**What is being asked**:
Every entry below must appear again, exactly as written.

* Begin Stored data *

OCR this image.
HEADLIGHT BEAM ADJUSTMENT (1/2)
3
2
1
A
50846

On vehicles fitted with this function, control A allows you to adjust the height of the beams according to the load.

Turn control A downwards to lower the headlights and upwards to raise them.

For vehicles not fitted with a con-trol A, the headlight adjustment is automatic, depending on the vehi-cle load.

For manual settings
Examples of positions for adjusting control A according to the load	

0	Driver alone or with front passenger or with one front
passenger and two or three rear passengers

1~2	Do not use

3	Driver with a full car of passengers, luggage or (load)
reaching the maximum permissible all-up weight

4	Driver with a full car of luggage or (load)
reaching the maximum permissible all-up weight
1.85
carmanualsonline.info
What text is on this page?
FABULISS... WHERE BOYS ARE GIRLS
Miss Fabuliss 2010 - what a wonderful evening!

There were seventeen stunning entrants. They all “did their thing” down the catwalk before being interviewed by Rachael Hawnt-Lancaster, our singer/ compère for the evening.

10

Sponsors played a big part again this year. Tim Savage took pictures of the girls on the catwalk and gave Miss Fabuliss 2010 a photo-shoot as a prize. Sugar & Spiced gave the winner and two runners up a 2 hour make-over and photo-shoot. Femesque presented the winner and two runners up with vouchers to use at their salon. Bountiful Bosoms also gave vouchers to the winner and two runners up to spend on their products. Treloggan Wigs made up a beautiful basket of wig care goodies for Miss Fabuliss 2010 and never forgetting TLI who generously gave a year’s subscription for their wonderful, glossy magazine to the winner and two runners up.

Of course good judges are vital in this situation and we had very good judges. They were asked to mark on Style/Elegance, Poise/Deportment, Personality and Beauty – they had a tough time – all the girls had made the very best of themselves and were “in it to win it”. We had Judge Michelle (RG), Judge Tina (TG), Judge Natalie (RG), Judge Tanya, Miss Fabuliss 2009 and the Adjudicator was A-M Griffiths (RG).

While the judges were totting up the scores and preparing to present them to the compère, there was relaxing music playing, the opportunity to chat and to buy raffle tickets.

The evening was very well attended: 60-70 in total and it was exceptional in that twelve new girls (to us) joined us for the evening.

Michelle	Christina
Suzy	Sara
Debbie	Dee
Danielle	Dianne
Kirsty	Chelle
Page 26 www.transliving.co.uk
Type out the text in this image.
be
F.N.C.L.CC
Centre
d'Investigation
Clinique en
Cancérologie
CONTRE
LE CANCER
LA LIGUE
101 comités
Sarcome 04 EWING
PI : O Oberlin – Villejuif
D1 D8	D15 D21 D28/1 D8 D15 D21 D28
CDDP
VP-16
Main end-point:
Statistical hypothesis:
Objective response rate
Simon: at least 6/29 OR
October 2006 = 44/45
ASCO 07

* End Stored data *

**Problem solution**:
OCR this image.
HEADLIGHT BEAM ADJUSTMENT (1/2)
3
2
1
A
50846

On vehicles fitted with this function, control A allows you to adjust the height of the beams according to the load.

Turn control A downwards to lower the headlights and upwards to raise them.

For vehicles not fitted with a con-trol A, the headlight adjustment is automatic, depending on the vehi-cle load.

For manual settings
Examples of positions for adjusting control A according to the load	

0	Driver alone or with front passenger or with one front
passenger and two or three rear passengers

1~2	Do not use

3	Driver with a full car of passengers, luggage or (load)
reaching the maximum permissible all-up weight

4	Driver with a full car of luggage or (load)
reaching the maximum permissible all-up weight
1.85
carmanualsonline.info
What text is on this page?
FABULISS... WHERE BOYS ARE GIRLS
Miss Fabuliss 2010 - what a wonderful evening!

There were seventeen stunning entrants. They all “did their thing” down the catwalk before being interviewed by Rachael Hawnt-Lancaster, our singer/ compère for the evening.

10

Sponsors played a big part again this year. Tim Savage took pictures of the girls on the catwalk and gave Miss Fabuliss 2010 a photo-shoot as a prize. Sugar & Spiced gave the winner and two runners up a 2 hour make-over and photo-shoot. Femesque presented the winner and two runners up with vouchers to use at their salon. Bountiful Bosoms also gave vouchers to the winner and two runners up to spend on their products. Treloggan Wigs made up a beautiful basket of wig care goodies for Miss Fabuliss 2010 and never forgetting TLI who generously gave a year’s subscription for their wonderful, glossy magazine to the winner and two runners up.

Of course good judges are vital in this situation and we had very good judges. They were asked to mark on Style/Elegance, Poise/Deportment, Personality and Beauty – they had a tough time – all the girls had made the very best of themselves and were “in it to win it”. We had Judge Michelle (RG), Judge Tina (TG), Judge Natalie (RG), Judge Tanya, Miss Fabuliss 2009 and the Adjudicator was A-M Griffiths (RG).

While the judges were totting up the scores and preparing to present them to the compère, there was relaxing music playing, the opportunity to chat and to buy raffle tickets.

The evening was very well attended: 60-70 in total and it was exceptional in that twelve new girls (to us) joined us for the evening.

Michelle	Christina
Suzy	Sara
Debbie	Dee
Danielle	Dianne
Kirsty	Chelle
Page 26 www.transliving.co.uk
Type out the text in this image.
be
F.N.C.L.CC
Centre
d'Investigation
Clinique en
Cancérologie
CONTRE
LE CANCER
LA LIGUE
101 comités
Sarcome 04 EWING
PI : O Oberlin – Villejuif
D1 D8	D15 D21 D28/1 D8 D15 D21 D28
CDDP
VP-16
Main end-point:
Statistical hypothesis:
Objective response rate
Simon: at least 6/29 OR
October 2006 = 44/45
ASCO 07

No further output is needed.